**Given task**
Below is a listing; write it out exactly and drop any images from it.

**Source data**
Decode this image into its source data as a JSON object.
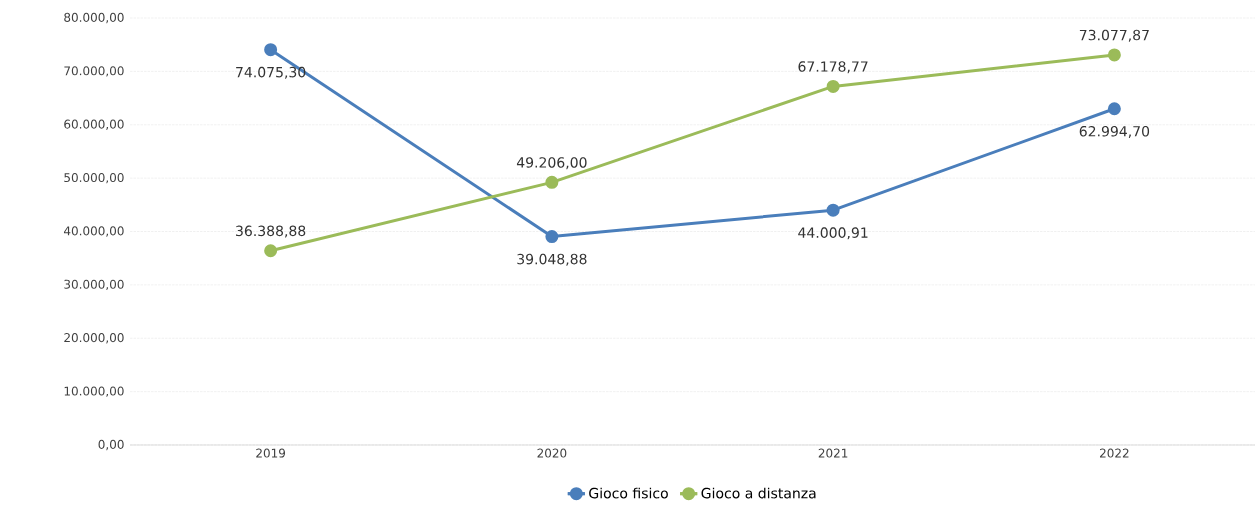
{
  "chart_data": {
    "type": "line",
    "categories": [
      "2019",
      "2020",
      "2021",
      "2022"
    ],
    "series": [
      {
        "name": "Gioco fisico",
        "color": "#4a7ebb",
        "values": [
          74075.3,
          39048.88,
          44000.91,
          62994.7
        ],
        "value_labels": [
          "74.075,30",
          "39.048,88",
          "44.000,91",
          "62.994,70"
        ]
      },
      {
        "name": "Gioco a distanza",
        "color": "#9bbb59",
        "values": [
          36388.88,
          49206.0,
          67178.77,
          73077.87
        ],
        "value_labels": [
          "36.388,88",
          "49.206,00",
          "67.178,77",
          "73.077,87"
        ]
      }
    ],
    "ylim": [
      0,
      80000
    ],
    "yticks": [
      {
        "value": 0,
        "label": "0,00"
      },
      {
        "value": 10000,
        "label": "10.000,00"
      },
      {
        "value": 20000,
        "label": "20.000,00"
      },
      {
        "value": 30000,
        "label": "30.000,00"
      },
      {
        "value": 40000,
        "label": "40.000,00"
      },
      {
        "value": 50000,
        "label": "50.000,00"
      },
      {
        "value": 60000,
        "label": "60.000,00"
      },
      {
        "value": 70000,
        "label": "70.000,00"
      },
      {
        "value": 80000,
        "label": "80.000,00"
      }
    ],
    "grid": "y",
    "legend": "bottom",
    "marker": "circle",
    "line_style": "solid"
  }
}
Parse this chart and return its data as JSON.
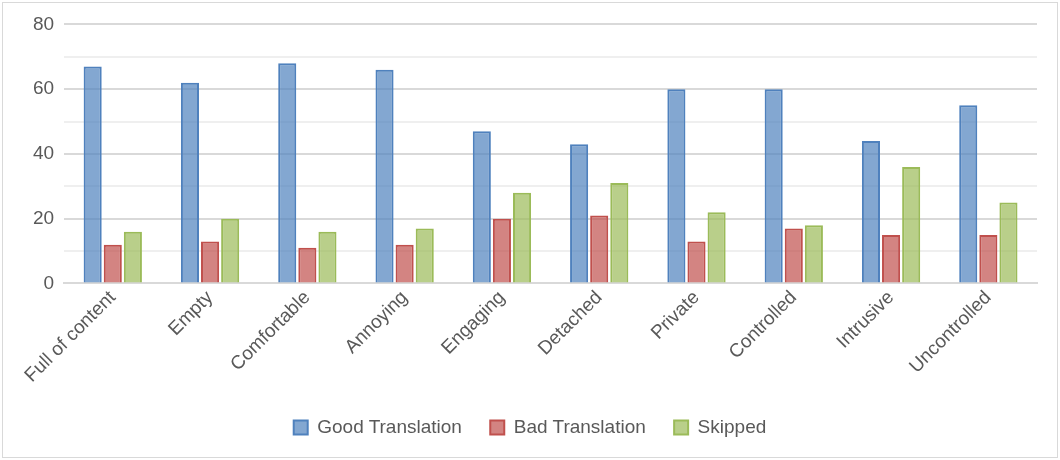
{
  "chart_data": {
    "type": "bar",
    "categories": [
      "Full of content",
      "Empty",
      "Comfortable",
      "Annoying",
      "Engaging",
      "Detached",
      "Private",
      "Controlled",
      "Intrusive",
      "Uncontrolled"
    ],
    "series": [
      {
        "name": "Good Translation",
        "color": "#4f81bd",
        "values": [
          67,
          62,
          68,
          66,
          47,
          43,
          60,
          60,
          44,
          55
        ]
      },
      {
        "name": "Bad Translation",
        "color": "#c0504d",
        "values": [
          12,
          13,
          11,
          12,
          20,
          21,
          13,
          17,
          15,
          15
        ]
      },
      {
        "name": "Skipped",
        "color": "#9bbb59",
        "values": [
          16,
          20,
          16,
          17,
          28,
          31,
          22,
          18,
          36,
          25
        ]
      }
    ],
    "ylim": [
      0,
      80
    ],
    "yticks": [
      0,
      {
        "value": 10,
        "label": null
      },
      20,
      {
        "value": 30,
        "label": null
      },
      40,
      {
        "value": 50,
        "label": null
      },
      60,
      {
        "value": 70,
        "label": null
      },
      80
    ],
    "grid": "y",
    "legend": "bottom"
  }
}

**Expected output**
Decode this image into its source data as a JSON object.
{
  "chart_data": {
    "type": "line",
    "categories": [
      "2019",
      "2020",
      "2021",
      "2022"
    ],
    "series": [
      {
        "name": "Gioco fisico",
        "color": "#4a7ebb",
        "values": [
          74075.3,
          39048.88,
          44000.91,
          62994.7
        ],
        "value_labels": [
          "74.075,30",
          "39.048,88",
          "44.000,91",
          "62.994,70"
        ]
      },
      {
        "name": "Gioco a distanza",
        "color": "#9bbb59",
        "values": [
          36388.88,
          49206.0,
          67178.77,
          73077.87
        ],
        "value_labels": [
          "36.388,88",
          "49.206,00",
          "67.178,77",
          "73.077,87"
        ]
      }
    ],
    "ylim": [
      0,
      80000
    ],
    "yticks": [
      {
        "value": 0,
        "label": "0,00"
      },
      {
        "value": 10000,
        "label": "10.000,00"
      },
      {
        "value": 20000,
        "label": "20.000,00"
      },
      {
        "value": 30000,
        "label": "30.000,00"
      },
      {
        "value": 40000,
        "label": "40.000,00"
      },
      {
        "value": 50000,
        "label": "50.000,00"
      },
      {
        "value": 60000,
        "label": "60.000,00"
      },
      {
        "value": 70000,
        "label": "70.000,00"
      },
      {
        "value": 80000,
        "label": "80.000,00"
      }
    ],
    "grid": "y",
    "legend": "bottom",
    "marker": "circle",
    "line_style": "solid"
  }
}
Parse this chart and return its data as JSON.
{
  "chart_data": {
    "type": "bar",
    "categories": [
      "Full of content",
      "Empty",
      "Comfortable",
      "Annoying",
      "Engaging",
      "Detached",
      "Private",
      "Controlled",
      "Intrusive",
      "Uncontrolled"
    ],
    "series": [
      {
        "name": "Good Translation",
        "color": "#4f81bd",
        "values": [
          67,
          62,
          68,
          66,
          47,
          43,
          60,
          60,
          44,
          55
        ]
      },
      {
        "name": "Bad Translation",
        "color": "#c0504d",
        "values": [
          12,
          13,
          11,
          12,
          20,
          21,
          13,
          17,
          15,
          15
        ]
      },
      {
        "name": "Skipped",
        "color": "#9bbb59",
        "values": [
          16,
          20,
          16,
          17,
          28,
          31,
          22,
          18,
          36,
          25
        ]
      }
    ],
    "ylim": [
      0,
      80
    ],
    "yticks": [
      0,
      {
        "value": 10,
        "label": null
      },
      20,
      {
        "value": 30,
        "label": null
      },
      40,
      {
        "value": 50,
        "label": null
      },
      60,
      {
        "value": 70,
        "label": null
      },
      80
    ],
    "grid": "y",
    "legend": "bottom"
  }
}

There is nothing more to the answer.